### Stated exercise
Your copy of the material must match it exactly, except that pictures are dropped.

### Supplied information

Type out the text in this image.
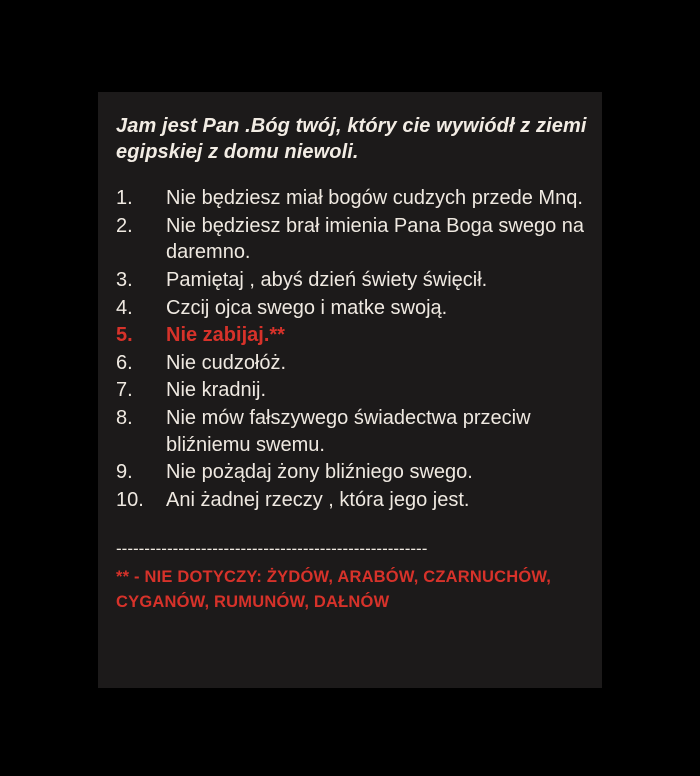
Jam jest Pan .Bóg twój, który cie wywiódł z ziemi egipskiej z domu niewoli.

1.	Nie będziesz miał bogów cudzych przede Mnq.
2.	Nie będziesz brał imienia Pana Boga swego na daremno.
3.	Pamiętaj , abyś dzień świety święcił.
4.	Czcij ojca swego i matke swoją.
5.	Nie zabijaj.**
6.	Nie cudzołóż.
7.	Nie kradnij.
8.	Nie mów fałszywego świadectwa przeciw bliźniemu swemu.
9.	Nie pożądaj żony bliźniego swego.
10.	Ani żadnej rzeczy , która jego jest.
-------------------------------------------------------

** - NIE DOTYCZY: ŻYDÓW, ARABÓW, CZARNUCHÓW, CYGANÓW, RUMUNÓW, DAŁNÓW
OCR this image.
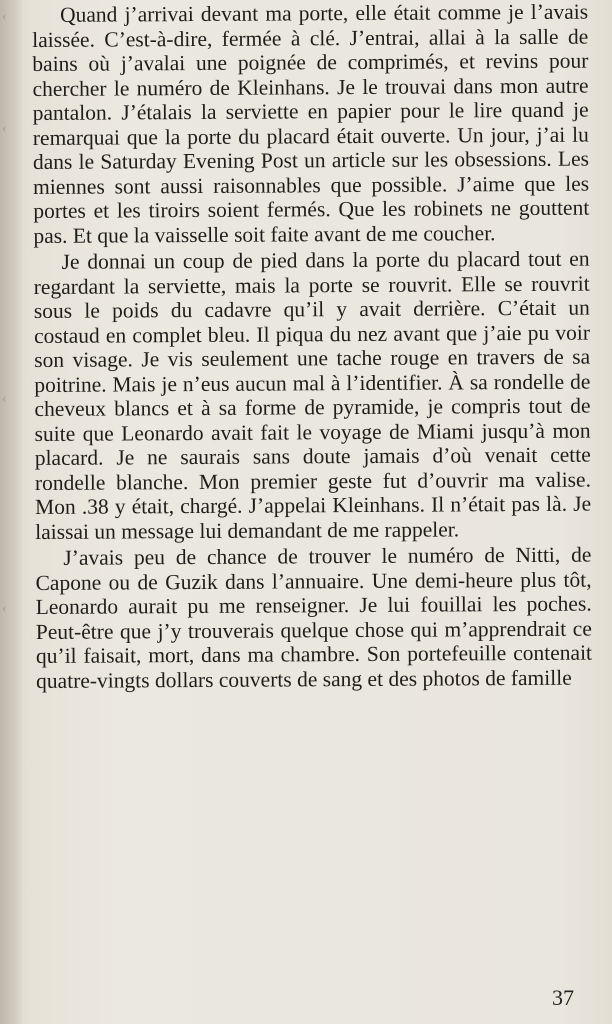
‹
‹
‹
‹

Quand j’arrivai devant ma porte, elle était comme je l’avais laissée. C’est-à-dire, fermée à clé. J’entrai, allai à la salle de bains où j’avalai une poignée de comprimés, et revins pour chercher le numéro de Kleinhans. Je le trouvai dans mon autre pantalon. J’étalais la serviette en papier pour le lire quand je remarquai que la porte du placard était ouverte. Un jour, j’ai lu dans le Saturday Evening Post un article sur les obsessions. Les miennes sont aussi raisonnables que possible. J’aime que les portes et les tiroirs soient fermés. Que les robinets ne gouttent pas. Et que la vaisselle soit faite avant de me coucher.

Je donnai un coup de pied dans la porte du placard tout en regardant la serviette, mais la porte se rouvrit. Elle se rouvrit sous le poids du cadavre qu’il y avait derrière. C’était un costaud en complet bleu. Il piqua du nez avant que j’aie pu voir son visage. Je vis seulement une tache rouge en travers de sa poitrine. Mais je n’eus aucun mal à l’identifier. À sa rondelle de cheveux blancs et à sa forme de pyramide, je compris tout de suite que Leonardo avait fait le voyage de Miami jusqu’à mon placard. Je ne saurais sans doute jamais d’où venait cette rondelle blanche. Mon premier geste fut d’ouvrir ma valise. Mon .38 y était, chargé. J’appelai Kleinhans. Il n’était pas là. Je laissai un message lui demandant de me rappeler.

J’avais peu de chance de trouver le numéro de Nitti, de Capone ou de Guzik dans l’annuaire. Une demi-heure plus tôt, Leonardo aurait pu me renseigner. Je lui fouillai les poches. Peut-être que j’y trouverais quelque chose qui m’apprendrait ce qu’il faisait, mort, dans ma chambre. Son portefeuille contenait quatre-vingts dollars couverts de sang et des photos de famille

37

### Finished task
Type out the text in this image.
Jam jest Pan .Bóg twój, który cie wywiódł z ziemi egipskiej z domu niewoli.

1.	Nie będziesz miał bogów cudzych przede Mnq.
2.	Nie będziesz brał imienia Pana Boga swego na daremno.
3.	Pamiętaj , abyś dzień świety święcił.
4.	Czcij ojca swego i matke swoją.
5.	Nie zabijaj.**
6.	Nie cudzołóż.
7.	Nie kradnij.
8.	Nie mów fałszywego świadectwa przeciw bliźniemu swemu.
9.	Nie pożądaj żony bliźniego swego.
10.	Ani żadnej rzeczy , która jego jest.
-------------------------------------------------------

** - NIE DOTYCZY: ŻYDÓW, ARABÓW, CZARNUCHÓW, CYGANÓW, RUMUNÓW, DAŁNÓW
OCR this image.
‹
‹
‹
‹

Quand j’arrivai devant ma porte, elle était comme je l’avais laissée. C’est-à-dire, fermée à clé. J’entrai, allai à la salle de bains où j’avalai une poignée de comprimés, et revins pour chercher le numéro de Kleinhans. Je le trouvai dans mon autre pantalon. J’étalais la serviette en papier pour le lire quand je remarquai que la porte du placard était ouverte. Un jour, j’ai lu dans le Saturday Evening Post un article sur les obsessions. Les miennes sont aussi raisonnables que possible. J’aime que les portes et les tiroirs soient fermés. Que les robinets ne gouttent pas. Et que la vaisselle soit faite avant de me coucher.

Je donnai un coup de pied dans la porte du placard tout en regardant la serviette, mais la porte se rouvrit. Elle se rouvrit sous le poids du cadavre qu’il y avait derrière. C’était un costaud en complet bleu. Il piqua du nez avant que j’aie pu voir son visage. Je vis seulement une tache rouge en travers de sa poitrine. Mais je n’eus aucun mal à l’identifier. À sa rondelle de cheveux blancs et à sa forme de pyramide, je compris tout de suite que Leonardo avait fait le voyage de Miami jusqu’à mon placard. Je ne saurais sans doute jamais d’où venait cette rondelle blanche. Mon premier geste fut d’ouvrir ma valise. Mon .38 y était, chargé. J’appelai Kleinhans. Il n’était pas là. Je laissai un message lui demandant de me rappeler.

J’avais peu de chance de trouver le numéro de Nitti, de Capone ou de Guzik dans l’annuaire. Une demi-heure plus tôt, Leonardo aurait pu me renseigner. Je lui fouillai les poches. Peut-être que j’y trouverais quelque chose qui m’apprendrait ce qu’il faisait, mort, dans ma chambre. Son portefeuille contenait quatre-vingts dollars couverts de sang et des photos de famille

37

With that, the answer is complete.